(DIRECTION): Wherever the word "Windows" turns up in a line of the entries, copy that line.

Dataset items:
++++++++++++++++++++
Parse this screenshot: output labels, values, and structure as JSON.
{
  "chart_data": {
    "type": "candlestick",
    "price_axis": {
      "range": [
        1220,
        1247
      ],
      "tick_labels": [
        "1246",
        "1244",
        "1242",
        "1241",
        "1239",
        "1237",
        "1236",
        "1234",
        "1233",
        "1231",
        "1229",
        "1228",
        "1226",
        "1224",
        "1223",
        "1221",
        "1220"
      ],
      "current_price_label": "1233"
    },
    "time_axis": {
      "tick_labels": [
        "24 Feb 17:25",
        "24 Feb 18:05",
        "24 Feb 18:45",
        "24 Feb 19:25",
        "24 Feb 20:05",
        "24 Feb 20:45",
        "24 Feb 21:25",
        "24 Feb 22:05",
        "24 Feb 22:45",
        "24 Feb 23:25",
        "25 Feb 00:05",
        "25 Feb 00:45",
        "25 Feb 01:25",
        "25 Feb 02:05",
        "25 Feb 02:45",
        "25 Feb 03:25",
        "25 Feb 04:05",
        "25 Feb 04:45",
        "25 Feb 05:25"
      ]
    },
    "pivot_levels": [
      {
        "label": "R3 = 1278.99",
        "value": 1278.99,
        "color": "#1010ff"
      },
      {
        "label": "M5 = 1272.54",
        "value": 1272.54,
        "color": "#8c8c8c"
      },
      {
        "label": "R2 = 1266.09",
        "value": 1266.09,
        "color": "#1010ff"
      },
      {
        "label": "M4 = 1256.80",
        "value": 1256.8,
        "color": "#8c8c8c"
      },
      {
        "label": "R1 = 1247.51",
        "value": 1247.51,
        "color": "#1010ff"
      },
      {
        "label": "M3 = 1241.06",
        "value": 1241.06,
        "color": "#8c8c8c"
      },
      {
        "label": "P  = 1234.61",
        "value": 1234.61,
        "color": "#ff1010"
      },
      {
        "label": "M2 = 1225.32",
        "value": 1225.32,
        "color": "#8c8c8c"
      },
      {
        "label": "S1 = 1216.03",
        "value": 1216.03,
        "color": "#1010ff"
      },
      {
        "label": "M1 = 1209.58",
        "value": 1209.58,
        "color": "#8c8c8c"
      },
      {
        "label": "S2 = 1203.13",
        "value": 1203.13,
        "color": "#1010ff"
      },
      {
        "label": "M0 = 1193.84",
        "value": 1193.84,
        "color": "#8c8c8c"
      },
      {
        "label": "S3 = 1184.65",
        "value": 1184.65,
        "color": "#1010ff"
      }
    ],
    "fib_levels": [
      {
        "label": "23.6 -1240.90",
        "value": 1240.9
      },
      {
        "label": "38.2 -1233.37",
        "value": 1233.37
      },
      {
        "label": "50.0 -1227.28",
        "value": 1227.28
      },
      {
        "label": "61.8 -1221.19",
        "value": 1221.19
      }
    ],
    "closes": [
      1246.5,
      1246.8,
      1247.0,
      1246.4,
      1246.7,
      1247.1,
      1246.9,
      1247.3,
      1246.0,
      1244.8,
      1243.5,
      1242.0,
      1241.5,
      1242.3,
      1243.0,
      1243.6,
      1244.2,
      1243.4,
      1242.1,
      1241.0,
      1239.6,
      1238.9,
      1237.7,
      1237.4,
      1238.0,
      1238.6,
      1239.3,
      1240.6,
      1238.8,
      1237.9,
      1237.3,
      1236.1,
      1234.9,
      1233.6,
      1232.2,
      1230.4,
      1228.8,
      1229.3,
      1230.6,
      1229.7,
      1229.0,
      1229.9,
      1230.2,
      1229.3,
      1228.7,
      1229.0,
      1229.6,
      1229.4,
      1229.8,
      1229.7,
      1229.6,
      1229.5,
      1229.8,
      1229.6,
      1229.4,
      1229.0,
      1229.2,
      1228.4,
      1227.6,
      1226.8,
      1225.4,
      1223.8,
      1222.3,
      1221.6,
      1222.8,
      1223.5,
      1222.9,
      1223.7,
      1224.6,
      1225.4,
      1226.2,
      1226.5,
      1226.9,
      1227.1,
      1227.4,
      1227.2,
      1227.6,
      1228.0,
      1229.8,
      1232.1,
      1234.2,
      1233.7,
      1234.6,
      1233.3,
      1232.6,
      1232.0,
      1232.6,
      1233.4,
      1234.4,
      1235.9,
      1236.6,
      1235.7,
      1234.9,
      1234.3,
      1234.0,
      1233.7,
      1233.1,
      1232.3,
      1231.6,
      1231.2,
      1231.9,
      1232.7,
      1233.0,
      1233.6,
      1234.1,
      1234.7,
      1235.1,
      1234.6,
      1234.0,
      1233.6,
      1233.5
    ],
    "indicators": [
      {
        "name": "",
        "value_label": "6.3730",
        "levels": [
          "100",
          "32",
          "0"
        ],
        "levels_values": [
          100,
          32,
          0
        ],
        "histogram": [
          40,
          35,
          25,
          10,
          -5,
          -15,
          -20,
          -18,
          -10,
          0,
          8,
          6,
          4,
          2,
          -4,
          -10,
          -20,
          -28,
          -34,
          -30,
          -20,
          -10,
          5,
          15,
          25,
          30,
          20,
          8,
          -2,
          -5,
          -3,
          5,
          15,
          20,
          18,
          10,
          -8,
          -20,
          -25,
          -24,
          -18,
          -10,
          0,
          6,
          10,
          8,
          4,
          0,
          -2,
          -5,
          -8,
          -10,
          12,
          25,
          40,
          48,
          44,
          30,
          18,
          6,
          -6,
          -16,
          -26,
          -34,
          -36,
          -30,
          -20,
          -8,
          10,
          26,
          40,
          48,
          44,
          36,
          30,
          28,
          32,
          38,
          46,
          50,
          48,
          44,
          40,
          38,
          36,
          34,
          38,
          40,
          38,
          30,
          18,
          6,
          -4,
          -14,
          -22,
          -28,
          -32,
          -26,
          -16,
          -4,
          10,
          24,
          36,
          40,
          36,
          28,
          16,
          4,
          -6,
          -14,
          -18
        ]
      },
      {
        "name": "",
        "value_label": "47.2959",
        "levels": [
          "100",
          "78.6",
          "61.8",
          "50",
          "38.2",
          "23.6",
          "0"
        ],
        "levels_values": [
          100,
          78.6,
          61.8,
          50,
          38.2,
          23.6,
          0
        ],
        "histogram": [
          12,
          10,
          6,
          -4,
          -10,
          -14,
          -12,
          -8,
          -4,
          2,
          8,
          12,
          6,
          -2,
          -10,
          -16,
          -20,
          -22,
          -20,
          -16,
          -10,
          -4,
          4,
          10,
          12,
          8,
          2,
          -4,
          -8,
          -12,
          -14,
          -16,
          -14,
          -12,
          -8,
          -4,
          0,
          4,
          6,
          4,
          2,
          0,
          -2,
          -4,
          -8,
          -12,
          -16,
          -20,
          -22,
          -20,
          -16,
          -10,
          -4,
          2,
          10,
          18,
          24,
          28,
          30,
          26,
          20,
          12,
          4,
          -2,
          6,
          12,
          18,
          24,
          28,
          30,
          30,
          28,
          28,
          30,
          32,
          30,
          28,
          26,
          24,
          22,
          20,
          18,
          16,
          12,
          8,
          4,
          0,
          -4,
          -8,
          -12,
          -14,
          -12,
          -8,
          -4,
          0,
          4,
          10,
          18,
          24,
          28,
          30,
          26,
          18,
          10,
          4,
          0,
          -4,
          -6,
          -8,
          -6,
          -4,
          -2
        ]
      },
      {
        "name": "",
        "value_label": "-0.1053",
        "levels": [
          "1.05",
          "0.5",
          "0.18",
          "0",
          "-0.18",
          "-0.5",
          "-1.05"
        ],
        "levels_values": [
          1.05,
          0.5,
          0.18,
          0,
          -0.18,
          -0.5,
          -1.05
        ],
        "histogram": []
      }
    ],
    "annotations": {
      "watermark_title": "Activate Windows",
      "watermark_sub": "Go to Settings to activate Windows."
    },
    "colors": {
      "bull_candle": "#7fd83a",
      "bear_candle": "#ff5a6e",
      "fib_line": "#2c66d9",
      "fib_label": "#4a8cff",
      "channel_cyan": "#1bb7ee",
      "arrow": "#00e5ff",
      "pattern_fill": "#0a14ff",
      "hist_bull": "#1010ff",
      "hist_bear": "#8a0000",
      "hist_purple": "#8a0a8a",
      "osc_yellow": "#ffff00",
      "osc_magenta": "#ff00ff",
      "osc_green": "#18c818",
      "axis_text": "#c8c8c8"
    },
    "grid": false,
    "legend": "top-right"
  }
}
++++++++++++++++++++
(OUTPUT BELOW):
      "watermark_title": "Activate Windows",
      "watermark_sub": "Go to Settings to activate Windows."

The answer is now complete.